Report how many lines in the data below hold "Technology", with no other words.

[[ The input, beginning ]]

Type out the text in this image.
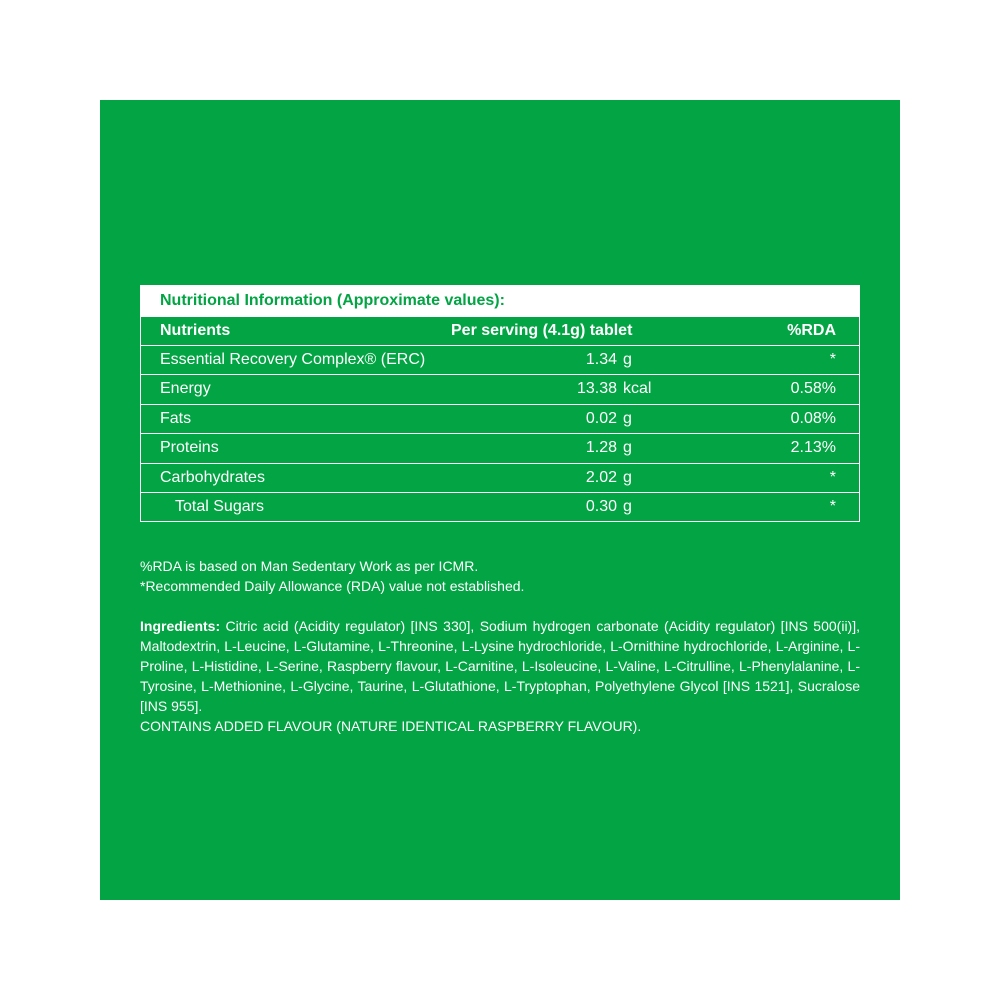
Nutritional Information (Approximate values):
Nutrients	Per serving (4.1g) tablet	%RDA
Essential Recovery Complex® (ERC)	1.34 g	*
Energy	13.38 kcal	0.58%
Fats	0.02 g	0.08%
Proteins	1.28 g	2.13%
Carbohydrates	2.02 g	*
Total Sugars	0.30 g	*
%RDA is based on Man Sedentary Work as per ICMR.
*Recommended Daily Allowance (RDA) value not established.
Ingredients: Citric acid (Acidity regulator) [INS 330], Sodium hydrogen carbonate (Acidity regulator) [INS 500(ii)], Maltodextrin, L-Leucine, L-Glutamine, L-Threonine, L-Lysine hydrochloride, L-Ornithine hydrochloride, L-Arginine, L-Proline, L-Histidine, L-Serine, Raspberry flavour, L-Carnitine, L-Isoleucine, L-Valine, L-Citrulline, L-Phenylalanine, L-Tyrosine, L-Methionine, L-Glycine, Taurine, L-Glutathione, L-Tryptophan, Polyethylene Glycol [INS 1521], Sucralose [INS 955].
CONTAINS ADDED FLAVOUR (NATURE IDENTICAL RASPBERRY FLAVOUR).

[[ The input, end ]]
[[ The input, beginning ]]

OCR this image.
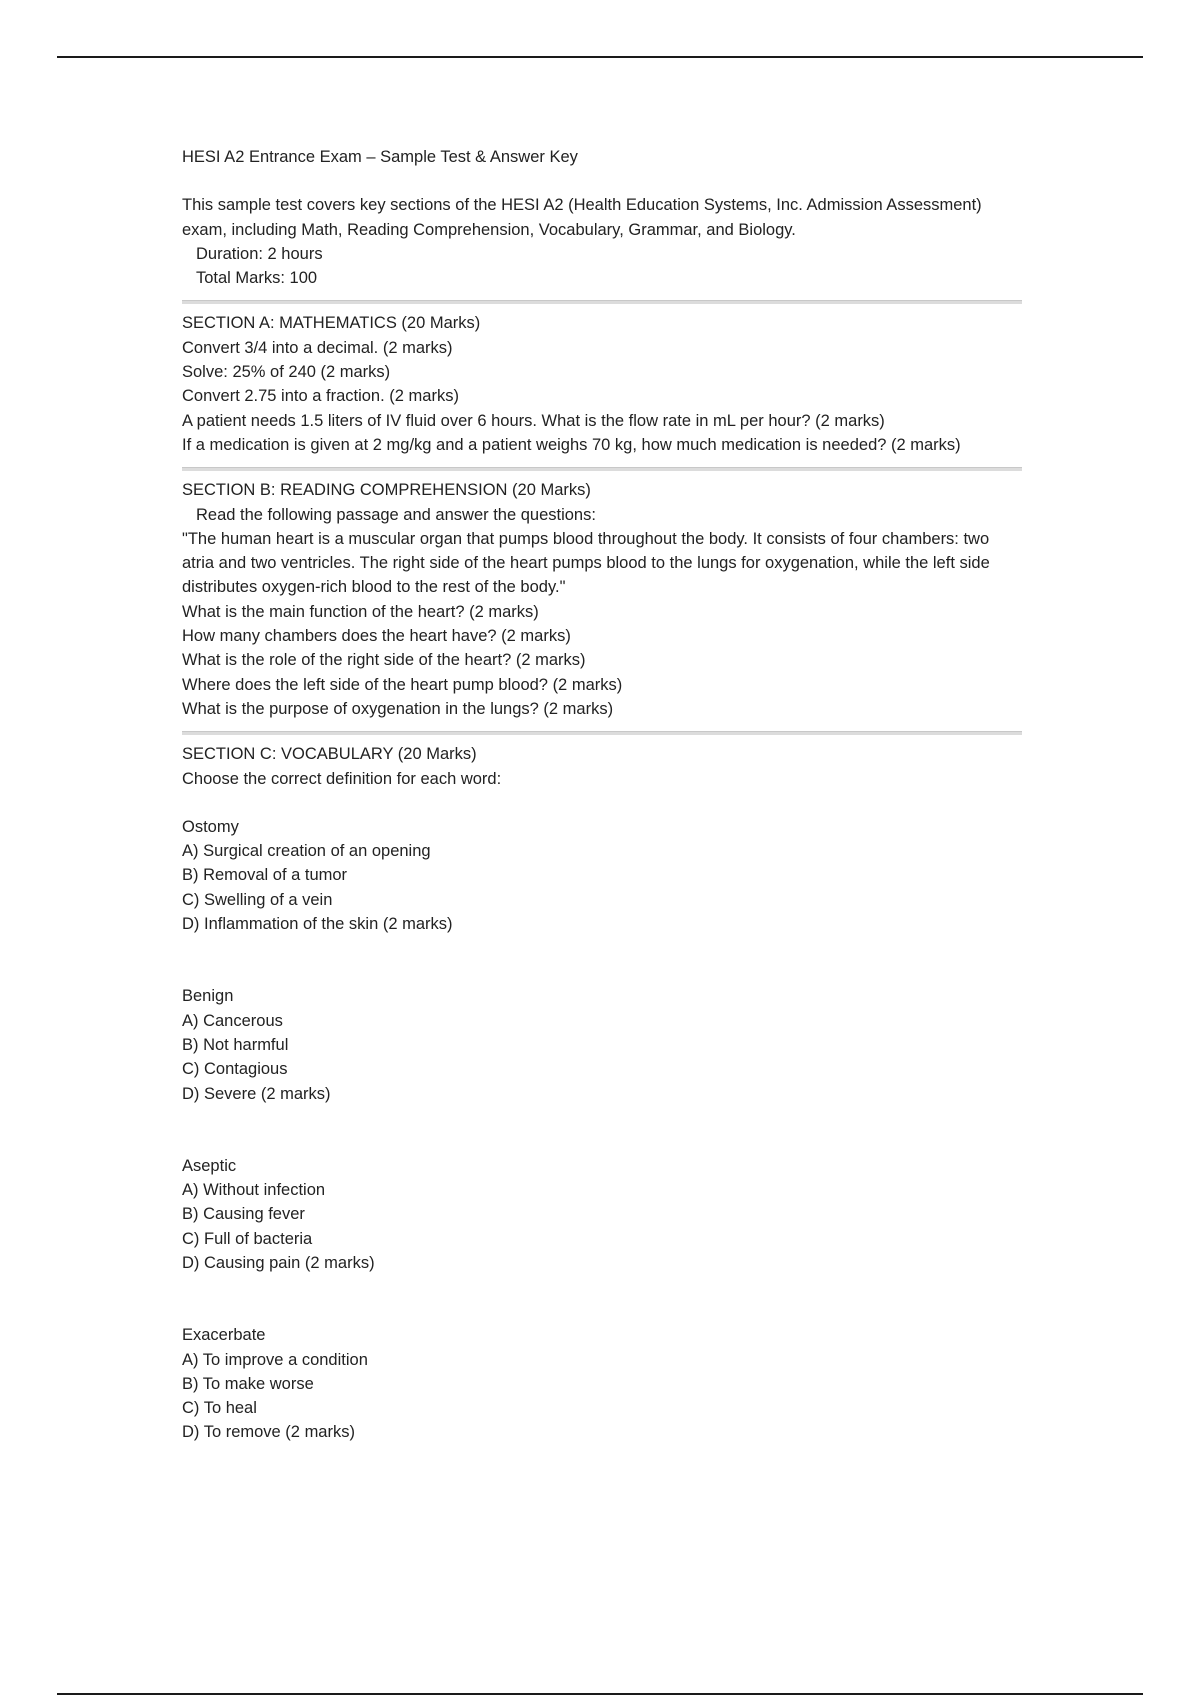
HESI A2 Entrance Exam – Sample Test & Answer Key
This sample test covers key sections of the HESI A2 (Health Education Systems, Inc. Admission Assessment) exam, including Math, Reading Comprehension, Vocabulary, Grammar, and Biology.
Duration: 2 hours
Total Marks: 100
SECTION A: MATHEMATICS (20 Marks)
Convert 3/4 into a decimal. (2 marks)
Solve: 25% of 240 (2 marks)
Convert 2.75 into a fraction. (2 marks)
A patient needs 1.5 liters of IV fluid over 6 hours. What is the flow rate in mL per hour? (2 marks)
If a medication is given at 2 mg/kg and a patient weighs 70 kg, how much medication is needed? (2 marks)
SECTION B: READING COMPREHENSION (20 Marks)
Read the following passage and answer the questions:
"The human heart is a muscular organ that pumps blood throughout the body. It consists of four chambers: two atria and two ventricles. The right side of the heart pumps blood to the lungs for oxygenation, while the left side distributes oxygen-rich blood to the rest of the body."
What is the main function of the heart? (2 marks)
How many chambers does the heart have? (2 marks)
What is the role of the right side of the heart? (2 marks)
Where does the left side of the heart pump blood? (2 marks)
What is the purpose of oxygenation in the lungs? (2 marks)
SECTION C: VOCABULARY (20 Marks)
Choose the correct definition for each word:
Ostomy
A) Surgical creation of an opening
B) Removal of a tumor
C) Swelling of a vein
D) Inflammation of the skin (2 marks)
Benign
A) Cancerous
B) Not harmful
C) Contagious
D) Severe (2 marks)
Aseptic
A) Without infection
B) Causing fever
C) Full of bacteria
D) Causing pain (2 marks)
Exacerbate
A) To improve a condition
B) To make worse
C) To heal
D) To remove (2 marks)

[[ The input, end ]]
[[ The input, beginning ]]

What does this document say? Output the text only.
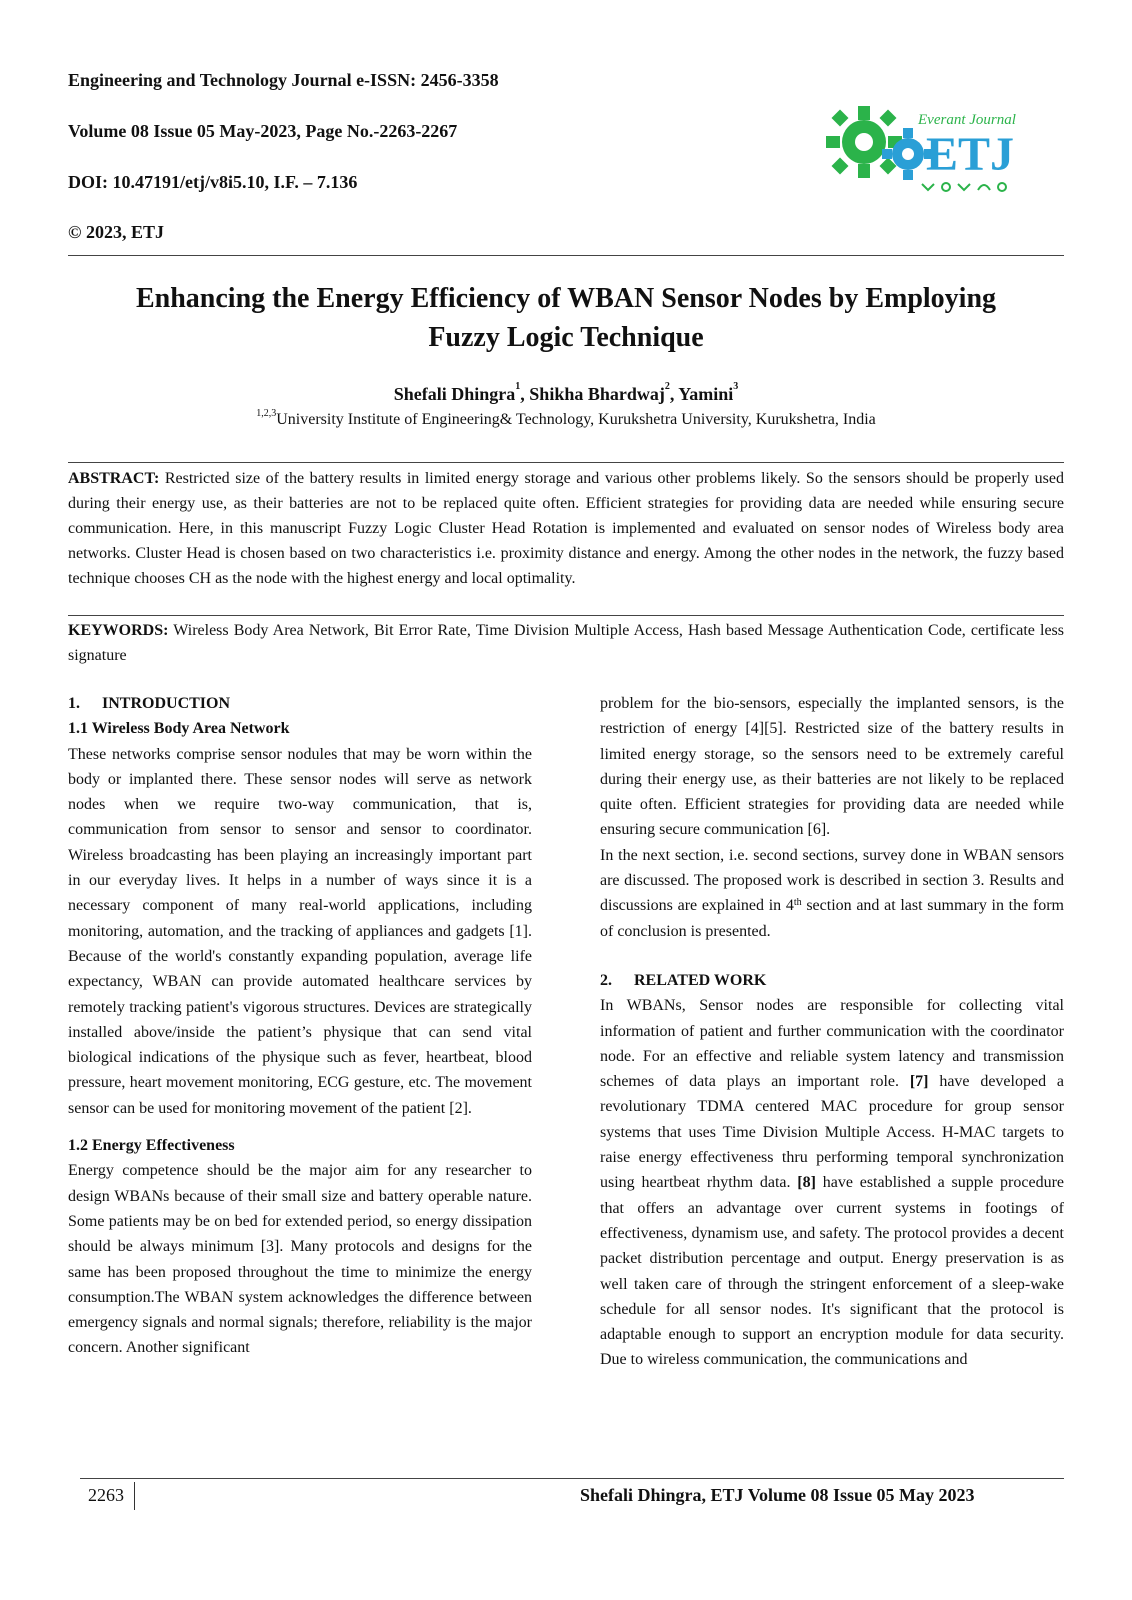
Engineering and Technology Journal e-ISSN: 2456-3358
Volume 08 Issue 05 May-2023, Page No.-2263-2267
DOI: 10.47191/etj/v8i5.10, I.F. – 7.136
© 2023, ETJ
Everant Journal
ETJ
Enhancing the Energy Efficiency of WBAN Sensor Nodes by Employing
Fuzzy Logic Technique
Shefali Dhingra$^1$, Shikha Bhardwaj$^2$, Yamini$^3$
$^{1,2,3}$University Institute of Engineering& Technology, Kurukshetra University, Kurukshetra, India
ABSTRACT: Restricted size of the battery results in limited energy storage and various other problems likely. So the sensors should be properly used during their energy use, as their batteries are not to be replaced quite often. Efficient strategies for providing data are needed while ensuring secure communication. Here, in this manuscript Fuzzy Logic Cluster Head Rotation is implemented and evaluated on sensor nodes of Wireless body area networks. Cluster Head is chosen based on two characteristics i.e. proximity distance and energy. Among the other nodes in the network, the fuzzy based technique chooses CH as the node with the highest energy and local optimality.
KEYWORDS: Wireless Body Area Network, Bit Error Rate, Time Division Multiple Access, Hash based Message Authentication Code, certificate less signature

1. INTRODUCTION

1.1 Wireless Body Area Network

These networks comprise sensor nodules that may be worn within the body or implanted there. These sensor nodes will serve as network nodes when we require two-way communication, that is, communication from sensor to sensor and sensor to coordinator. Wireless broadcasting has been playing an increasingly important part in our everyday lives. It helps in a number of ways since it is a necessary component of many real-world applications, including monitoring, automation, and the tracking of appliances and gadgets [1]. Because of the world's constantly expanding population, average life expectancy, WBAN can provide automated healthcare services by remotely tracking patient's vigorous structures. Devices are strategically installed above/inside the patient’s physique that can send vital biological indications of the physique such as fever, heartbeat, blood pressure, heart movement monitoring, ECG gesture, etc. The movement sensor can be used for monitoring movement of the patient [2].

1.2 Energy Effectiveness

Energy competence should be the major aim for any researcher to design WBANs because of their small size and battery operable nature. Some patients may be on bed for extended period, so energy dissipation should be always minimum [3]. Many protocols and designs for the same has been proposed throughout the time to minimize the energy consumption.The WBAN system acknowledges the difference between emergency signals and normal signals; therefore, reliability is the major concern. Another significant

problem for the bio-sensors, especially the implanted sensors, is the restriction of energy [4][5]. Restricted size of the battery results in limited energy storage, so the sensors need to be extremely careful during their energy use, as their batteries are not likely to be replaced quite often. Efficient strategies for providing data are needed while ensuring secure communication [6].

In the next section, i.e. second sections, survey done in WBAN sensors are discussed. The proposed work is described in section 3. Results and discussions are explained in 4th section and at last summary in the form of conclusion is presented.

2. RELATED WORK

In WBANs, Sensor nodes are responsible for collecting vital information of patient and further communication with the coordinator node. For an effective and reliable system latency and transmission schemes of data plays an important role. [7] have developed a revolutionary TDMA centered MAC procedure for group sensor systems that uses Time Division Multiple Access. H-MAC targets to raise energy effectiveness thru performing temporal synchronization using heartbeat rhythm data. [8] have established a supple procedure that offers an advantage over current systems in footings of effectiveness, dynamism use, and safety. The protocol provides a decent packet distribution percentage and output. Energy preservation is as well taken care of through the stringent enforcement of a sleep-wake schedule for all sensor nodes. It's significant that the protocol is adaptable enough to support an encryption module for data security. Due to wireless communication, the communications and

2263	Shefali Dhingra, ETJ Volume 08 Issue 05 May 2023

[[ The input, end ]]

* Exercise result: 2